## GOAL OF THE EXERCISE
Review the listing and copy each line that holds the word "Trefwoorden".
>> BEGIN INPUT RECORDS
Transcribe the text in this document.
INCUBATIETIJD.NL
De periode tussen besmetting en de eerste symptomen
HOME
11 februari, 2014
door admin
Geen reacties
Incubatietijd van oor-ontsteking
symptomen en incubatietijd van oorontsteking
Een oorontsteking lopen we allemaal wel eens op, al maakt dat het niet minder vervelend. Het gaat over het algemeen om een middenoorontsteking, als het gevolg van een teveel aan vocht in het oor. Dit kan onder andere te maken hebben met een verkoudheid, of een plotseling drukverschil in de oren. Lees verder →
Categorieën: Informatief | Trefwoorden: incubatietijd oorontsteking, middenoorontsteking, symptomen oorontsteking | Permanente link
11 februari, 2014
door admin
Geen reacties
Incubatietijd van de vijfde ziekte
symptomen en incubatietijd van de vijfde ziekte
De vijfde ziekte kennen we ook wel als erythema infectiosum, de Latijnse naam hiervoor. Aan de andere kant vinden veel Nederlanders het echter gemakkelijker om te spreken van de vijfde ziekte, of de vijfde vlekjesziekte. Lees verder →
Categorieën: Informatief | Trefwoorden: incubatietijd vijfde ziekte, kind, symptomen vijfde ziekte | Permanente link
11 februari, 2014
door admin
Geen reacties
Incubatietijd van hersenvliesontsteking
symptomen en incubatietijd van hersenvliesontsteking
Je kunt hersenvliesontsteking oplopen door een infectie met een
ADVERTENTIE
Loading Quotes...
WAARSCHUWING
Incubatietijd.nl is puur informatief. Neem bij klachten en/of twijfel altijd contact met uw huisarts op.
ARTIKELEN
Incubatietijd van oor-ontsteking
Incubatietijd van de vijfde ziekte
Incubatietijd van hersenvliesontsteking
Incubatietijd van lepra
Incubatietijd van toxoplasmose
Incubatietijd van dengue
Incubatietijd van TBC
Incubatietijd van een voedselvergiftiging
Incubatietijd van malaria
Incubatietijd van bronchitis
>> END INPUT RECORDS
>> BEGIN INPUT RECORDS
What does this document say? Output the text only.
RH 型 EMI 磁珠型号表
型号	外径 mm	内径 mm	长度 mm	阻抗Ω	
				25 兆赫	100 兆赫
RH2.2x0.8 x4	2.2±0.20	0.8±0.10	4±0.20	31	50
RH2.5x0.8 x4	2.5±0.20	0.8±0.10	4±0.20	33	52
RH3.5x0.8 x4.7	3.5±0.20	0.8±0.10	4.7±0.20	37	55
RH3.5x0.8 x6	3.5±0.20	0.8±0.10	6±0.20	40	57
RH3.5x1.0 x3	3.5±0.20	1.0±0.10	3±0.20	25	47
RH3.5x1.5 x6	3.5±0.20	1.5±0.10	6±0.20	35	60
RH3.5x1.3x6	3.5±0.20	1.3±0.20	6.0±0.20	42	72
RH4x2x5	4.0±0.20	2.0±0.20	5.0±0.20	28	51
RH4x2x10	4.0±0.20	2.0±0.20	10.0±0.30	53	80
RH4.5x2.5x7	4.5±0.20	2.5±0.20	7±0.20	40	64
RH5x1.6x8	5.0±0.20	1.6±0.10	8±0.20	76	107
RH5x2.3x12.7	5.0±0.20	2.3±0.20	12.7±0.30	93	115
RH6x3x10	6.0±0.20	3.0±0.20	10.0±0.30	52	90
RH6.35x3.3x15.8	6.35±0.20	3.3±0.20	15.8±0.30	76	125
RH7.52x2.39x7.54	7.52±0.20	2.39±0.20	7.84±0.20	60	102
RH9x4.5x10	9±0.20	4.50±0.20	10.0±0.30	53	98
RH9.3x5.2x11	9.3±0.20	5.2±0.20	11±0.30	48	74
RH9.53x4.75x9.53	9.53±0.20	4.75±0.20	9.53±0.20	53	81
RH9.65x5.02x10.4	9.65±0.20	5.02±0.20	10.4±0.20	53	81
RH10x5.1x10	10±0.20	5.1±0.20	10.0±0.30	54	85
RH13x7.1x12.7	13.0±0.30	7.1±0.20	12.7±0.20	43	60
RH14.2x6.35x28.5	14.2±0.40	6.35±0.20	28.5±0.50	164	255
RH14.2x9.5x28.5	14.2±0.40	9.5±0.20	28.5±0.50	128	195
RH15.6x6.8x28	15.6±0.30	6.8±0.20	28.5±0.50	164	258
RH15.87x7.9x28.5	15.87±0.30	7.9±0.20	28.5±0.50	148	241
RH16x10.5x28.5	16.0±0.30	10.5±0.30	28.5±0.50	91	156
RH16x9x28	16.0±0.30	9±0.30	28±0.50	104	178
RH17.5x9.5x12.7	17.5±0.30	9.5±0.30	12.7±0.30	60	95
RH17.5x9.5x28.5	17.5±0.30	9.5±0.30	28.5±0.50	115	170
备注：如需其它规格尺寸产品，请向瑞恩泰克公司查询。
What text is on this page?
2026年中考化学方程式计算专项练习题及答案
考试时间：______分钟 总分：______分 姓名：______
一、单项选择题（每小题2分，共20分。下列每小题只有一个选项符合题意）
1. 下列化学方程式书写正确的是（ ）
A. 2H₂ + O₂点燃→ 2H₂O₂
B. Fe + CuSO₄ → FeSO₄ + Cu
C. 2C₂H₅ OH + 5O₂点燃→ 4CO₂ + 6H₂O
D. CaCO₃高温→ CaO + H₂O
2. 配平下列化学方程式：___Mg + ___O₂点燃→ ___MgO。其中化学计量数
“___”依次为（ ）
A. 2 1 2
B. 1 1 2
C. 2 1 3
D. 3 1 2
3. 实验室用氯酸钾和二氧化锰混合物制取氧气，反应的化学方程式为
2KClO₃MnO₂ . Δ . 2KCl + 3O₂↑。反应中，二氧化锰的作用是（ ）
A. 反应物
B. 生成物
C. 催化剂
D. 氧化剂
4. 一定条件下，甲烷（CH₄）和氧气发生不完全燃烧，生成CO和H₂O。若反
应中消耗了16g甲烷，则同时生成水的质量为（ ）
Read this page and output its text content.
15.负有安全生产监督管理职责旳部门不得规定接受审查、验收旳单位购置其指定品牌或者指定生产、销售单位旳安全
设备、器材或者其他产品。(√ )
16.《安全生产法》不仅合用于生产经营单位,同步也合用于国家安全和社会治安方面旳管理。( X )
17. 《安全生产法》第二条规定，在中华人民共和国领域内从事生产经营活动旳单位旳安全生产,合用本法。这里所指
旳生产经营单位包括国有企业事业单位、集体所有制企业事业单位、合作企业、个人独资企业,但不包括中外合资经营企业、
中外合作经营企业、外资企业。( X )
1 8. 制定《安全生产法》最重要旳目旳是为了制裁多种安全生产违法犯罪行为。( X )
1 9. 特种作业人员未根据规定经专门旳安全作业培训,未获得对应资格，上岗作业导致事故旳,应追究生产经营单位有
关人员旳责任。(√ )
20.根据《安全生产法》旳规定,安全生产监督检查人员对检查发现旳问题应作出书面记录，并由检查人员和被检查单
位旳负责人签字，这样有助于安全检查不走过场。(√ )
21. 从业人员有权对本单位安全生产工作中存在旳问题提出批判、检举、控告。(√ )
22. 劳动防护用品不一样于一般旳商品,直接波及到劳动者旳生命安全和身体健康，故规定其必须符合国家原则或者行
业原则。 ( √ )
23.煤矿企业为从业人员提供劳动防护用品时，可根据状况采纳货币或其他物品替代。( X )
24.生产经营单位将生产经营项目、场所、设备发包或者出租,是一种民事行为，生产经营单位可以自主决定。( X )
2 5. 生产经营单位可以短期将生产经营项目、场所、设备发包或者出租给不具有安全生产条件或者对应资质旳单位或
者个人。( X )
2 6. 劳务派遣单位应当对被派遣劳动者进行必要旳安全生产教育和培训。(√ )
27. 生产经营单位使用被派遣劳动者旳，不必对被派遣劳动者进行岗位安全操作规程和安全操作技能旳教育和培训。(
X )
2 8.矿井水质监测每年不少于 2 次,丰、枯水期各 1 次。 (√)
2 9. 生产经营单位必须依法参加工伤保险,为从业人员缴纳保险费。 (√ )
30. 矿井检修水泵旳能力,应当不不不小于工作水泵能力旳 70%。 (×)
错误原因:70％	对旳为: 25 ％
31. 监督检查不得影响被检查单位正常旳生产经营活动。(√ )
>> END INPUT RECORDS
## ANSWER TO THIS TASK
Categorieën: Informatief | Trefwoorden: incubatietijd oorontsteking, middenoorontsteking, symptomen oorontsteking | Permanente link
Categorieën: Informatief | Trefwoorden: incubatietijd vijfde ziekte, kind, symptomen vijfde ziekte | Permanente link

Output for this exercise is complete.